YOUR TASK: What follows are records. Restate all of them word for word.

....

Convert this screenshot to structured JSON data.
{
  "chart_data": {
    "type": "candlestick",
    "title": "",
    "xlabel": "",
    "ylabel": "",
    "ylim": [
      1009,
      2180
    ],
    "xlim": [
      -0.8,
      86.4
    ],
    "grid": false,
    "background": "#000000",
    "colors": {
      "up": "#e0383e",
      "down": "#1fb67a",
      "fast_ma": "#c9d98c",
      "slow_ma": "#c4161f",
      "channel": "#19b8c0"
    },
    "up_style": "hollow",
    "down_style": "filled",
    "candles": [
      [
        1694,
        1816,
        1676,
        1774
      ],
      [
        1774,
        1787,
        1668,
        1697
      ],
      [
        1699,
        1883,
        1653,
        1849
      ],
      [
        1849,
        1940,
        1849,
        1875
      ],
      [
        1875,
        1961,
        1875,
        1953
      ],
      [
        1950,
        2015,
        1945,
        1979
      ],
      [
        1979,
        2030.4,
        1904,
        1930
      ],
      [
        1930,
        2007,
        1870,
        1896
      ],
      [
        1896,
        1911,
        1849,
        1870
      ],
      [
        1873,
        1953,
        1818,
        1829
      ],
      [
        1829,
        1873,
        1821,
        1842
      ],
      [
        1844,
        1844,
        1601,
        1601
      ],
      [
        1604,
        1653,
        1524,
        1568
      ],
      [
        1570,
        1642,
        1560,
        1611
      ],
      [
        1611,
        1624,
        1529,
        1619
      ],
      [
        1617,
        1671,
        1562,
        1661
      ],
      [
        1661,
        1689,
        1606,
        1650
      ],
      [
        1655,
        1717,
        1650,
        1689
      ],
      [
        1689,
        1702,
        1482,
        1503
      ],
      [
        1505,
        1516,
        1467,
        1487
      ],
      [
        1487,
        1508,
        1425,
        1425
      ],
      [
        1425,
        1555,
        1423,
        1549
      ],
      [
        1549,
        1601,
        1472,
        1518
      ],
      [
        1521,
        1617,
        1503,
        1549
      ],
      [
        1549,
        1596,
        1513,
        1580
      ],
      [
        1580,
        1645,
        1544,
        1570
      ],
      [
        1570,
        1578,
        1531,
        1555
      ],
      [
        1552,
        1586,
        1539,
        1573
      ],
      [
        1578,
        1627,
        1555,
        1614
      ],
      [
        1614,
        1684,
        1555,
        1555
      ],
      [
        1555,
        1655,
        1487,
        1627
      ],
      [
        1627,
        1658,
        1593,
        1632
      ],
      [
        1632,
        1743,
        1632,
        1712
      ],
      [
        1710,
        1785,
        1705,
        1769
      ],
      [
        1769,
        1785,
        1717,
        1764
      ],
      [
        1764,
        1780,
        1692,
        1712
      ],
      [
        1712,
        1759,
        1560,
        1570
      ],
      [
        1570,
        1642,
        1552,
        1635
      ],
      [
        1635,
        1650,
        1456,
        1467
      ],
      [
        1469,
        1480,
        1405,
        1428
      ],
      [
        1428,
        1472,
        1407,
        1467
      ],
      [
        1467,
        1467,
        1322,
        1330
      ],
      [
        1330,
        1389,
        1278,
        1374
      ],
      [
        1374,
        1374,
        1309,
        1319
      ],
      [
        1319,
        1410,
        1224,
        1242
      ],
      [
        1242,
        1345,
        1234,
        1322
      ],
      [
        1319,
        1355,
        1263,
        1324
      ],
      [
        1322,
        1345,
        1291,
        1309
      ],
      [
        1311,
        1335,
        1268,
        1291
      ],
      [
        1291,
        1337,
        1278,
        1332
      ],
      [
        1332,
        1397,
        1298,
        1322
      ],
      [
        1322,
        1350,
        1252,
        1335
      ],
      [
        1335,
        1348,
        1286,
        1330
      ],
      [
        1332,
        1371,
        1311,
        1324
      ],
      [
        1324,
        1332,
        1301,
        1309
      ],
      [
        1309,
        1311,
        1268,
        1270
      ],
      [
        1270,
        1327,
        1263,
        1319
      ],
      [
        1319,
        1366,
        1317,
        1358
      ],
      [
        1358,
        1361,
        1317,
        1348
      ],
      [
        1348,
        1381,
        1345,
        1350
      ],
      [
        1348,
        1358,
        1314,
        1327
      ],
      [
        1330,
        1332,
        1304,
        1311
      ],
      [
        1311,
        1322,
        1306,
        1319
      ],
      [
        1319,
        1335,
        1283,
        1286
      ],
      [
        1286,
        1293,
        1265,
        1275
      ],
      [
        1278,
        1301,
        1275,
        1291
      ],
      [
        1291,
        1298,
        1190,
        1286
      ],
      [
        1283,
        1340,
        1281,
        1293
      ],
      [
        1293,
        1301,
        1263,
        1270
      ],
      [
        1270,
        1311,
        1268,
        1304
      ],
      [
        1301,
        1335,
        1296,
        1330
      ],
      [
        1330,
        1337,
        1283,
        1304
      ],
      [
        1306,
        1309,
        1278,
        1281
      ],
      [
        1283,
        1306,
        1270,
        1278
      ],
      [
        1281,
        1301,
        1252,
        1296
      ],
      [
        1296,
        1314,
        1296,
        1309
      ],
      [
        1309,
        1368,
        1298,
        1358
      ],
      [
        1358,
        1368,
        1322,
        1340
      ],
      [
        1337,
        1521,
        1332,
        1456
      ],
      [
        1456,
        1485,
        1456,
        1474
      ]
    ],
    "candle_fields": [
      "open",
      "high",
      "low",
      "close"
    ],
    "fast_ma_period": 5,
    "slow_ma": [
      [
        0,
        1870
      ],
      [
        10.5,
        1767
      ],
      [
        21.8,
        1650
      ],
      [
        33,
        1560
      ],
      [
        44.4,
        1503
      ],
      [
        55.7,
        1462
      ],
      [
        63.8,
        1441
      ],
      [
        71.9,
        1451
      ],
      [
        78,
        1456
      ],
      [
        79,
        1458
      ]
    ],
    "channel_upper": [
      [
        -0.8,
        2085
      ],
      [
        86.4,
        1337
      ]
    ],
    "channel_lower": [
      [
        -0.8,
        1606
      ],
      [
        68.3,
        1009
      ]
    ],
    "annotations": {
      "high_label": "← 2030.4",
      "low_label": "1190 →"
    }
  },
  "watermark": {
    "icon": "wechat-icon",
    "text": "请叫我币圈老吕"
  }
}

....

THE COMPLETED TASK:
Convert this screenshot to structured JSON data.
{
  "chart_data": {
    "type": "candlestick",
    "title": "",
    "xlabel": "",
    "ylabel": "",
    "ylim": [
      1009,
      2180
    ],
    "xlim": [
      -0.8,
      86.4
    ],
    "grid": false,
    "background": "#000000",
    "colors": {
      "up": "#e0383e",
      "down": "#1fb67a",
      "fast_ma": "#c9d98c",
      "slow_ma": "#c4161f",
      "channel": "#19b8c0"
    },
    "up_style": "hollow",
    "down_style": "filled",
    "candles": [
      [
        1694,
        1816,
        1676,
        1774
      ],
      [
        1774,
        1787,
        1668,
        1697
      ],
      [
        1699,
        1883,
        1653,
        1849
      ],
      [
        1849,
        1940,
        1849,
        1875
      ],
      [
        1875,
        1961,
        1875,
        1953
      ],
      [
        1950,
        2015,
        1945,
        1979
      ],
      [
        1979,
        2030.4,
        1904,
        1930
      ],
      [
        1930,
        2007,
        1870,
        1896
      ],
      [
        1896,
        1911,
        1849,
        1870
      ],
      [
        1873,
        1953,
        1818,
        1829
      ],
      [
        1829,
        1873,
        1821,
        1842
      ],
      [
        1844,
        1844,
        1601,
        1601
      ],
      [
        1604,
        1653,
        1524,
        1568
      ],
      [
        1570,
        1642,
        1560,
        1611
      ],
      [
        1611,
        1624,
        1529,
        1619
      ],
      [
        1617,
        1671,
        1562,
        1661
      ],
      [
        1661,
        1689,
        1606,
        1650
      ],
      [
        1655,
        1717,
        1650,
        1689
      ],
      [
        1689,
        1702,
        1482,
        1503
      ],
      [
        1505,
        1516,
        1467,
        1487
      ],
      [
        1487,
        1508,
        1425,
        1425
      ],
      [
        1425,
        1555,
        1423,
        1549
      ],
      [
        1549,
        1601,
        1472,
        1518
      ],
      [
        1521,
        1617,
        1503,
        1549
      ],
      [
        1549,
        1596,
        1513,
        1580
      ],
      [
        1580,
        1645,
        1544,
        1570
      ],
      [
        1570,
        1578,
        1531,
        1555
      ],
      [
        1552,
        1586,
        1539,
        1573
      ],
      [
        1578,
        1627,
        1555,
        1614
      ],
      [
        1614,
        1684,
        1555,
        1555
      ],
      [
        1555,
        1655,
        1487,
        1627
      ],
      [
        1627,
        1658,
        1593,
        1632
      ],
      [
        1632,
        1743,
        1632,
        1712
      ],
      [
        1710,
        1785,
        1705,
        1769
      ],
      [
        1769,
        1785,
        1717,
        1764
      ],
      [
        1764,
        1780,
        1692,
        1712
      ],
      [
        1712,
        1759,
        1560,
        1570
      ],
      [
        1570,
        1642,
        1552,
        1635
      ],
      [
        1635,
        1650,
        1456,
        1467
      ],
      [
        1469,
        1480,
        1405,
        1428
      ],
      [
        1428,
        1472,
        1407,
        1467
      ],
      [
        1467,
        1467,
        1322,
        1330
      ],
      [
        1330,
        1389,
        1278,
        1374
      ],
      [
        1374,
        1374,
        1309,
        1319
      ],
      [
        1319,
        1410,
        1224,
        1242
      ],
      [
        1242,
        1345,
        1234,
        1322
      ],
      [
        1319,
        1355,
        1263,
        1324
      ],
      [
        1322,
        1345,
        1291,
        1309
      ],
      [
        1311,
        1335,
        1268,
        1291
      ],
      [
        1291,
        1337,
        1278,
        1332
      ],
      [
        1332,
        1397,
        1298,
        1322
      ],
      [
        1322,
        1350,
        1252,
        1335
      ],
      [
        1335,
        1348,
        1286,
        1330
      ],
      [
        1332,
        1371,
        1311,
        1324
      ],
      [
        1324,
        1332,
        1301,
        1309
      ],
      [
        1309,
        1311,
        1268,
        1270
      ],
      [
        1270,
        1327,
        1263,
        1319
      ],
      [
        1319,
        1366,
        1317,
        1358
      ],
      [
        1358,
        1361,
        1317,
        1348
      ],
      [
        1348,
        1381,
        1345,
        1350
      ],
      [
        1348,
        1358,
        1314,
        1327
      ],
      [
        1330,
        1332,
        1304,
        1311
      ],
      [
        1311,
        1322,
        1306,
        1319
      ],
      [
        1319,
        1335,
        1283,
        1286
      ],
      [
        1286,
        1293,
        1265,
        1275
      ],
      [
        1278,
        1301,
        1275,
        1291
      ],
      [
        1291,
        1298,
        1190,
        1286
      ],
      [
        1283,
        1340,
        1281,
        1293
      ],
      [
        1293,
        1301,
        1263,
        1270
      ],
      [
        1270,
        1311,
        1268,
        1304
      ],
      [
        1301,
        1335,
        1296,
        1330
      ],
      [
        1330,
        1337,
        1283,
        1304
      ],
      [
        1306,
        1309,
        1278,
        1281
      ],
      [
        1283,
        1306,
        1270,
        1278
      ],
      [
        1281,
        1301,
        1252,
        1296
      ],
      [
        1296,
        1314,
        1296,
        1309
      ],
      [
        1309,
        1368,
        1298,
        1358
      ],
      [
        1358,
        1368,
        1322,
        1340
      ],
      [
        1337,
        1521,
        1332,
        1456
      ],
      [
        1456,
        1485,
        1456,
        1474
      ]
    ],
    "candle_fields": [
      "open",
      "high",
      "low",
      "close"
    ],
    "fast_ma_period": 5,
    "slow_ma": [
      [
        0,
        1870
      ],
      [
        10.5,
        1767
      ],
      [
        21.8,
        1650
      ],
      [
        33,
        1560
      ],
      [
        44.4,
        1503
      ],
      [
        55.7,
        1462
      ],
      [
        63.8,
        1441
      ],
      [
        71.9,
        1451
      ],
      [
        78,
        1456
      ],
      [
        79,
        1458
      ]
    ],
    "channel_upper": [
      [
        -0.8,
        2085
      ],
      [
        86.4,
        1337
      ]
    ],
    "channel_lower": [
      [
        -0.8,
        1606
      ],
      [
        68.3,
        1009
      ]
    ],
    "annotations": {
      "high_label": "← 2030.4",
      "low_label": "1190 →"
    }
  },
  "watermark": {
    "icon": "wechat-icon",
    "text": "请叫我币圈老吕"
  }
}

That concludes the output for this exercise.